-- Short task --
Pull out every line containing the string "text".

■ ■ ■ ■ ■

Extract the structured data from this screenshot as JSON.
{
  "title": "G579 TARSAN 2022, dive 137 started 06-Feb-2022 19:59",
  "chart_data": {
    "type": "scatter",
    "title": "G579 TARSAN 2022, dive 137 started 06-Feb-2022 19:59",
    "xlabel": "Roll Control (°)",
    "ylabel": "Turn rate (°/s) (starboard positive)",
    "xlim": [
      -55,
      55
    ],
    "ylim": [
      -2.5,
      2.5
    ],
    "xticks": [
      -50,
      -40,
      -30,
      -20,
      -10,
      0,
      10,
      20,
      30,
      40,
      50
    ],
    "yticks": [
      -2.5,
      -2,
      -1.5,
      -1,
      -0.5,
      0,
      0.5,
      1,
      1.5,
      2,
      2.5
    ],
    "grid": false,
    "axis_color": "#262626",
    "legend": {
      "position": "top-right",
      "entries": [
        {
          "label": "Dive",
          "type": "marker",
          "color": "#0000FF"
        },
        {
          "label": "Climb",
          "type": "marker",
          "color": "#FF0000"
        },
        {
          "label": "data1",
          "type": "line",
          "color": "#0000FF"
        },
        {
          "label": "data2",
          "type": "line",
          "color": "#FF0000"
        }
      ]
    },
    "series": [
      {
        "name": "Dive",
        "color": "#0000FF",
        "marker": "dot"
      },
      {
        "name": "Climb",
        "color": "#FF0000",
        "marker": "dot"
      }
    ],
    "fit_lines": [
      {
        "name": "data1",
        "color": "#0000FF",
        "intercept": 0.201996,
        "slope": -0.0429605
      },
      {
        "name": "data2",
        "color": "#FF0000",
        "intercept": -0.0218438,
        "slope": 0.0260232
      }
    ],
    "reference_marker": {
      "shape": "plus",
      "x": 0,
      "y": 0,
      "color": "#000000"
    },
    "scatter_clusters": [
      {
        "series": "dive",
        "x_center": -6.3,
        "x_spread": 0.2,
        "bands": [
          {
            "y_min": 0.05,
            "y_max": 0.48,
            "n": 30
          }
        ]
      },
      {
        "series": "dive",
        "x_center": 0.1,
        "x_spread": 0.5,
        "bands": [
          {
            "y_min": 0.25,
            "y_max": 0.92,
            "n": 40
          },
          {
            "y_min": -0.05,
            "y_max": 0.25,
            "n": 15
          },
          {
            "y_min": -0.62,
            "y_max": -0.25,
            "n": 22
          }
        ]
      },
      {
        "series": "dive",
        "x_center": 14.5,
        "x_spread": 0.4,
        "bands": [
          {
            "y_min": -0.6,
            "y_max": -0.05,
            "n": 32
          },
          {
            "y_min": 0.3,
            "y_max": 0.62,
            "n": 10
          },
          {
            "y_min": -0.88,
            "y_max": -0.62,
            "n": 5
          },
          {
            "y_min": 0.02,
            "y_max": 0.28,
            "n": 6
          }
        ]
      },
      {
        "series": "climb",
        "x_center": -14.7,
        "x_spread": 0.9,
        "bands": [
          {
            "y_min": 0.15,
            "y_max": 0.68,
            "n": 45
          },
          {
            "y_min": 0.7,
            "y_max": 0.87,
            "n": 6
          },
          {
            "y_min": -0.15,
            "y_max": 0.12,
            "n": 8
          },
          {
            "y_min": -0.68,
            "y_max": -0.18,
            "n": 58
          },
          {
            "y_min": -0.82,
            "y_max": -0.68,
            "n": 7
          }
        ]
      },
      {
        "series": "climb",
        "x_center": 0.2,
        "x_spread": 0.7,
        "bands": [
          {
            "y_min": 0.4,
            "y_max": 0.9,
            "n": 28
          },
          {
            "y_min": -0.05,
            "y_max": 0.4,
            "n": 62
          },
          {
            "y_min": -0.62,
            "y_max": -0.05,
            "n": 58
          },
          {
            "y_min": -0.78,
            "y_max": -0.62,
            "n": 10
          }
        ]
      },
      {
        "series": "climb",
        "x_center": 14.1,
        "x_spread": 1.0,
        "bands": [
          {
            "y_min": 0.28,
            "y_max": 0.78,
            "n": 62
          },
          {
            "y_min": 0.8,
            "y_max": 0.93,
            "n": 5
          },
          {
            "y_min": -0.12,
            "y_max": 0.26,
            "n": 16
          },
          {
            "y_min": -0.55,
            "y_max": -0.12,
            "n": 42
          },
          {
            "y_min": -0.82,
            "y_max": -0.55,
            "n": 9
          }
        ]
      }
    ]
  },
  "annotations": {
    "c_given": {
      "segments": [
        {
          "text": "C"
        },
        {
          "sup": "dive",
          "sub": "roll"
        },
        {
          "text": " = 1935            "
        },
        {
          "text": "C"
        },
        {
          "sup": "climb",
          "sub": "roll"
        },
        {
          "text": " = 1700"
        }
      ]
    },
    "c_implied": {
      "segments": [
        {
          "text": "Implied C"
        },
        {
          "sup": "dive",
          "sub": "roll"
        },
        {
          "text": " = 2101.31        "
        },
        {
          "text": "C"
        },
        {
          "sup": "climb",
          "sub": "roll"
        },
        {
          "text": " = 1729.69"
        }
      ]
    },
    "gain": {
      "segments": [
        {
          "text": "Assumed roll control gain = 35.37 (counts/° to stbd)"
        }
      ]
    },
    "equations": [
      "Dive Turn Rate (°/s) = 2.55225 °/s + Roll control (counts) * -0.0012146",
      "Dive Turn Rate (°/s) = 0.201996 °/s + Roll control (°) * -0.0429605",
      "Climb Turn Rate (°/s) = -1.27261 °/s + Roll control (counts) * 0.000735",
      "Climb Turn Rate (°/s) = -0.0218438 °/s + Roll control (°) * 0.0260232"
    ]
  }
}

■ ■ ■ ■ ■

-- Exercise answer --
          "text": "C"
          "text": " = 1935            "
          "text": "C"
          "text": " = 1700"
          "text": "Implied C"
          "text": " = 2101.31        "
          "text": "C"
          "text": " = 1729.69"
          "text": "Assumed roll control gain = 35.37 (counts/° to stbd)"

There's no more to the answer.